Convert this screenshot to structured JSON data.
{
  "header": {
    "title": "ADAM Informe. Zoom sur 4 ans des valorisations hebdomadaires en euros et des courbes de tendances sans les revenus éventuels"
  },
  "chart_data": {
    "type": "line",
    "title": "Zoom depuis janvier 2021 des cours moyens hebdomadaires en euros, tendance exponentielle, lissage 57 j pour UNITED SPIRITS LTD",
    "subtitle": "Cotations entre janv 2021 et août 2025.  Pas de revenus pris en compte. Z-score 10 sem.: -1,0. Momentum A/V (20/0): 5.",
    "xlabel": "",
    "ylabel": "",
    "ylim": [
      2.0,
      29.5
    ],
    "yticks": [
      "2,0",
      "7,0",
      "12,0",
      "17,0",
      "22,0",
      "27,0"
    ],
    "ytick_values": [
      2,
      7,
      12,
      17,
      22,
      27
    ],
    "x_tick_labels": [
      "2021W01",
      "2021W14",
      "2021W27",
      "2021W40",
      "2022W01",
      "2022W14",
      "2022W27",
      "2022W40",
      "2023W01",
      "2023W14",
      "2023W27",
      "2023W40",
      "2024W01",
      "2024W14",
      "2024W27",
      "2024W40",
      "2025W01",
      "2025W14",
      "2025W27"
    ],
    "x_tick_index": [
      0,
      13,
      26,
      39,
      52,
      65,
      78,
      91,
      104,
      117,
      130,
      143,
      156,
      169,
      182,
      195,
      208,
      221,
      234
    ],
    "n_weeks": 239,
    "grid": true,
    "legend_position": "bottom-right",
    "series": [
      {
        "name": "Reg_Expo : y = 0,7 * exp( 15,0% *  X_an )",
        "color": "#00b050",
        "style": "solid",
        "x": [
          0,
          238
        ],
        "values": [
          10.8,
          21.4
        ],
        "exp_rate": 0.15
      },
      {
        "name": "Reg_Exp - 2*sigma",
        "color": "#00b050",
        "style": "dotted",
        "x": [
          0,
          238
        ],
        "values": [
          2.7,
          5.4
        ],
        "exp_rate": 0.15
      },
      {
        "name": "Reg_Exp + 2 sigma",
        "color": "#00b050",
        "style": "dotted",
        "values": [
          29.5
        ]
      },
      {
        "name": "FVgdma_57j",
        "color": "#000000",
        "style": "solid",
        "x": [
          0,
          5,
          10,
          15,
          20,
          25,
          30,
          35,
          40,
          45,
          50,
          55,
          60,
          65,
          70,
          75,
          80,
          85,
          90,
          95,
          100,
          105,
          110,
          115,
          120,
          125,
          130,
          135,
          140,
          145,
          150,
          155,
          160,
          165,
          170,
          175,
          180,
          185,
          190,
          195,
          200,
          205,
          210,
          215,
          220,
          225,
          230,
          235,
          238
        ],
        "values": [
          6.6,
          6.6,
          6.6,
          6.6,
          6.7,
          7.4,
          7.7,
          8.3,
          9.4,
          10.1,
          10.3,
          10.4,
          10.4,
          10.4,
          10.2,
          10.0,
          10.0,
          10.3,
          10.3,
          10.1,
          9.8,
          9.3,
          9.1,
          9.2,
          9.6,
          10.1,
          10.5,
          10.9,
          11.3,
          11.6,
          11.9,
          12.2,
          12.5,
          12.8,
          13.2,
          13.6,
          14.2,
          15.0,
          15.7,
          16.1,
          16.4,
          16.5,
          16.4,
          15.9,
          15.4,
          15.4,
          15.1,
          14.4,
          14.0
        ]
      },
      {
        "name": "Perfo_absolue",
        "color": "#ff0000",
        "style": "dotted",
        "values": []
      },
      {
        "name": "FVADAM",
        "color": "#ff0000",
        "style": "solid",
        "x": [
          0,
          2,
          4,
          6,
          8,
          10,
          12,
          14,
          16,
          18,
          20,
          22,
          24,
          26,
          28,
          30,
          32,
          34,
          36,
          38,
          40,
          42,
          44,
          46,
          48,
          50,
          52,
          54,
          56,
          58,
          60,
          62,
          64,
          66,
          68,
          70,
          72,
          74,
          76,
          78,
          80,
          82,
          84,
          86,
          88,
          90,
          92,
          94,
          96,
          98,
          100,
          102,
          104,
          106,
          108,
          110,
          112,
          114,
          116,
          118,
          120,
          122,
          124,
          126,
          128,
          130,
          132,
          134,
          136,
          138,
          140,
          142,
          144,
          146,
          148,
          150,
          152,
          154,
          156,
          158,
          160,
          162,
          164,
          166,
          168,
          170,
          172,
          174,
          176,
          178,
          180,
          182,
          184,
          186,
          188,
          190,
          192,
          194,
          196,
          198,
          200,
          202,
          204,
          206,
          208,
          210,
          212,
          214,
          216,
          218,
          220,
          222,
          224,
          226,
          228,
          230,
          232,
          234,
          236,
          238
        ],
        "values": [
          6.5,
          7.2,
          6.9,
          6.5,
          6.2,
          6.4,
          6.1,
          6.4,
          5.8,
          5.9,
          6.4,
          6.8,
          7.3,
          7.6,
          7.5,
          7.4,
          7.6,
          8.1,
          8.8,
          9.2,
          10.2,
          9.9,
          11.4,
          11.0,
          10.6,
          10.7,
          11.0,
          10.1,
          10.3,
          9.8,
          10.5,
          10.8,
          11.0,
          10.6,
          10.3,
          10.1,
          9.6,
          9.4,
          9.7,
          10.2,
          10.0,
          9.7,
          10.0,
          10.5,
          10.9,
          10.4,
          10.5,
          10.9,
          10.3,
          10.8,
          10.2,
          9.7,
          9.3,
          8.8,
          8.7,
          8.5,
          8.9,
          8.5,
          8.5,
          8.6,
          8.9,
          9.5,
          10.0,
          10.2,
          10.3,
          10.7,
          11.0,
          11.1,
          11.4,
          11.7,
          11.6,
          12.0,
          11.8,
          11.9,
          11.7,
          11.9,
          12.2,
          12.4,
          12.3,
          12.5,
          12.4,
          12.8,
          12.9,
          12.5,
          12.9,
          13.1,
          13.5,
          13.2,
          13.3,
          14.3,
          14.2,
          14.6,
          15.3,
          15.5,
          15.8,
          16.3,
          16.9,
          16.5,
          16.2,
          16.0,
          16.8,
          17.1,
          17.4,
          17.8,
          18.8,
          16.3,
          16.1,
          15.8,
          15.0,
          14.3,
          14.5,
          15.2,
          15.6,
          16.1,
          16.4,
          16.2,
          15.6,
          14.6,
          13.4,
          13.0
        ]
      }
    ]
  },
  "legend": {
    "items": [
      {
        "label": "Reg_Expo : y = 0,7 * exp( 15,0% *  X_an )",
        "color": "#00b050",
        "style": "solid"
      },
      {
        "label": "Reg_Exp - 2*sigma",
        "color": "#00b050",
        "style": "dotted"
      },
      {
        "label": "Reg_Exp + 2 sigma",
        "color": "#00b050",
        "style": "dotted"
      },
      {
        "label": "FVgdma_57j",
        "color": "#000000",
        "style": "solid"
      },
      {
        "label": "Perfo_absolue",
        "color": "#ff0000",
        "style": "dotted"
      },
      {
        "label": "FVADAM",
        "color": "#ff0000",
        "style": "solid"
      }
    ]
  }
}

- [EXERCISE OBJECTIVE]: Scan the records above for the string "Zoom", then report every line that contains it.

- [RESULT OF THIS EXERCISE]:
    "title": "ADAM Informe. Zoom sur 4 ans des valorisations hebdomadaires en euros et des courbes de tendances sans les revenus éventuels"
    "title": "Zoom depuis janvier 2021 des cours moyens hebdomadaires en euros, tendance exponentielle, lissage 57 j pour UNITED SPIRITS LTD",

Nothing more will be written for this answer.